## À faire
Le résumé de décision ci-dessous porte sur la saisie pénale de biens immobiliers. En une à trois phrases, expliquez dans quel cadre la procédure de saisie a été engagée et ce qui l'a déclenchée.
::: Bloc de texte
Type de juridiction : Cour de cassation
Juridiction : Cour de cassation
Thématique : Saisie pénale de biens immobiliers : enjeux de compétence territoriale et de lien d’indivisibilité.
→ RésuméUne société a formé un pourvoi contre un arrêt de la chambre de l’instruction de la cour d’appel de Paris, qui avait confirmé une ordonnance de saisie pénale de biens immobiliers en Belgique. Cette procédure a été engagée dans le cadre d’une enquête pour des faits de blanchiment aggravé et d’association de malfaiteurs, suite à une dénonciation des autorités judiciaires belges en août 2021. Les faits reprochés impliquent un investissement immobilier réalisé par des sociétés belges, détenues par une holding luxembourgeoise, dont l’actionnaire majoritaire est une personne physique.
::::::
::: Items extraits
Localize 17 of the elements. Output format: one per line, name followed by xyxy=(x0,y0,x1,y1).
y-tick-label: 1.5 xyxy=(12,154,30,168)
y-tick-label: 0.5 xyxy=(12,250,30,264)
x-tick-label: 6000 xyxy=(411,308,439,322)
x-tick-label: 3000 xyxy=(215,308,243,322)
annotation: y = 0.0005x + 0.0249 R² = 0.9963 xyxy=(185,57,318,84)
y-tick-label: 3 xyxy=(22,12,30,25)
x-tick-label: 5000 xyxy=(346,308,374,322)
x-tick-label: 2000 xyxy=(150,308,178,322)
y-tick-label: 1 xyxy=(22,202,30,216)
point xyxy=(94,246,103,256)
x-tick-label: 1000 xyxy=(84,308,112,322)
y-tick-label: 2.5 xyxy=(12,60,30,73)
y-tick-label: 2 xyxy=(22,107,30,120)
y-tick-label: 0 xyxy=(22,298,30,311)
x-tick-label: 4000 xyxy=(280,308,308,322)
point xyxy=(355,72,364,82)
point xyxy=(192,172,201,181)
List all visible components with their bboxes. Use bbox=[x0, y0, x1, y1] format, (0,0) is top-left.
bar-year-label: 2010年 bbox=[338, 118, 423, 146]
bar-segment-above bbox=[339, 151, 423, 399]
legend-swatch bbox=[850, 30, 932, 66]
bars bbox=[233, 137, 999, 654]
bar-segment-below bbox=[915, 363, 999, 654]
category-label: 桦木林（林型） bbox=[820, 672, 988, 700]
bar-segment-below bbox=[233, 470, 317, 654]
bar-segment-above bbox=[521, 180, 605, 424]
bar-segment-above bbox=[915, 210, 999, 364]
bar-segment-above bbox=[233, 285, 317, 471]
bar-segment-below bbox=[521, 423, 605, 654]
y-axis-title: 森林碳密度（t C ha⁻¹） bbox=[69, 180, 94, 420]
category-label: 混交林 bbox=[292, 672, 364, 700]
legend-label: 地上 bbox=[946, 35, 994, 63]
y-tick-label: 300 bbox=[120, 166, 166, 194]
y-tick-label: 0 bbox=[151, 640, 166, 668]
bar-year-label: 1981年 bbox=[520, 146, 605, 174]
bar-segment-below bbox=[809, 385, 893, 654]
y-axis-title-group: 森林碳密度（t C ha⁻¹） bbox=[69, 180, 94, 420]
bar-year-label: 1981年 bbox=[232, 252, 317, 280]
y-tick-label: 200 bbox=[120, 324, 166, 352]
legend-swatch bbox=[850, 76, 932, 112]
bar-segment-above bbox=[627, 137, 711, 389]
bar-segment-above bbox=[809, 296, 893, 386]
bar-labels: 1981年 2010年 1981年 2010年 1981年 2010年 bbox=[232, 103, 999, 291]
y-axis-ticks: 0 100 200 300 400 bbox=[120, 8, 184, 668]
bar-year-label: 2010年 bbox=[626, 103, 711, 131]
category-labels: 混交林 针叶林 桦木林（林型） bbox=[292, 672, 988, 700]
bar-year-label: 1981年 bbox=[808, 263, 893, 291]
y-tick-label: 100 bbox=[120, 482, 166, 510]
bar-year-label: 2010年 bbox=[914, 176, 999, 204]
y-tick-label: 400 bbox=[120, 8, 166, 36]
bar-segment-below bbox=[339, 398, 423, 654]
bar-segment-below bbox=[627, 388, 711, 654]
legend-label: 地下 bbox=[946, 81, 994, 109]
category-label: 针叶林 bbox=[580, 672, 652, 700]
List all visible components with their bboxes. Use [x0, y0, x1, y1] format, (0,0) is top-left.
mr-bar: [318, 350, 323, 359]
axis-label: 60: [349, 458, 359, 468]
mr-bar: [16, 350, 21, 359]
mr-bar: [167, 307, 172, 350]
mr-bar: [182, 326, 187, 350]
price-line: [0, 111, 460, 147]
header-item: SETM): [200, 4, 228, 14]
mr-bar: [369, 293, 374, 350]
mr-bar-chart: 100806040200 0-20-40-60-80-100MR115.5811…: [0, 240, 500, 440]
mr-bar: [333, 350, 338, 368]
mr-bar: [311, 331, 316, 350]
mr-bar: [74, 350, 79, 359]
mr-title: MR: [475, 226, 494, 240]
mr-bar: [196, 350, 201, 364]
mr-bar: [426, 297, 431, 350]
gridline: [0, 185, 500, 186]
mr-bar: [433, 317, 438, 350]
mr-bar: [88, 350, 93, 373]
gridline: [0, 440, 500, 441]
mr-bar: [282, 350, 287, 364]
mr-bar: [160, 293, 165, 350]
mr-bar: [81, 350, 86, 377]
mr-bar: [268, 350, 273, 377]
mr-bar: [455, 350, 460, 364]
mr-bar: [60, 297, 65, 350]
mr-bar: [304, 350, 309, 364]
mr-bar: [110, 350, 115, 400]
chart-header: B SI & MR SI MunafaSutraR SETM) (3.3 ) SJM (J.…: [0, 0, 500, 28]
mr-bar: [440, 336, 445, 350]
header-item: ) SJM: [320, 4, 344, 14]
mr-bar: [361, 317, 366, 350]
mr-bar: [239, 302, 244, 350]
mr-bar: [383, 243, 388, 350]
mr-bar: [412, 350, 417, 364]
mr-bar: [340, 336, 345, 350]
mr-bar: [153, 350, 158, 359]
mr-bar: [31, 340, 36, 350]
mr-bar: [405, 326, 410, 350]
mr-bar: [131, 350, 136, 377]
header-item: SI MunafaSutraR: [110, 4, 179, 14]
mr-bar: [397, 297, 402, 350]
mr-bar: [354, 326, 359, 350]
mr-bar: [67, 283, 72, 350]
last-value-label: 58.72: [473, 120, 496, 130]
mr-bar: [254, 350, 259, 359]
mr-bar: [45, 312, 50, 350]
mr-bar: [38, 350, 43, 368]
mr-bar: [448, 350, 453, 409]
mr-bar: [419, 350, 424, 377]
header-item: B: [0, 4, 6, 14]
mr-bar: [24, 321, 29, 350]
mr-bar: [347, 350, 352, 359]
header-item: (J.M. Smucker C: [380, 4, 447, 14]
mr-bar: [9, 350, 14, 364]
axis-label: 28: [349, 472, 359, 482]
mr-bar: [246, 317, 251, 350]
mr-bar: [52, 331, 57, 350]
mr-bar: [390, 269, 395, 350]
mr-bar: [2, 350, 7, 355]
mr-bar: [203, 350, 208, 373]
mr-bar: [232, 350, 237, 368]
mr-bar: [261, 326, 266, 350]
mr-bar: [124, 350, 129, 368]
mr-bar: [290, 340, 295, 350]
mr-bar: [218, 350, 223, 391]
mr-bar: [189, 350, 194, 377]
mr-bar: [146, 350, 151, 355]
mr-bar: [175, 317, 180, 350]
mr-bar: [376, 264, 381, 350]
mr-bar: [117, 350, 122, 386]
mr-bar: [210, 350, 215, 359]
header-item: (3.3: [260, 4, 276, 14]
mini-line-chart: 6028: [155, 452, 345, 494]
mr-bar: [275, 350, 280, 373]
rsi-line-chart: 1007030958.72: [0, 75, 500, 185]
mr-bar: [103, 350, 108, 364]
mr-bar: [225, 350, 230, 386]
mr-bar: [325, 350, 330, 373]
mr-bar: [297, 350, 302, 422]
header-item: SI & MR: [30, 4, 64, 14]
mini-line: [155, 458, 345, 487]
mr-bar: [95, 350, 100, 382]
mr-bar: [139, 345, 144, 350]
::::::
## Résultat
La procédure a été engagée dans le cadre d'une enquête pour des faits de blanchiment aggravé et d'association de malfaiteurs. Elle fait suite à une dénonciation des autorités judiciaires belges en août 2021.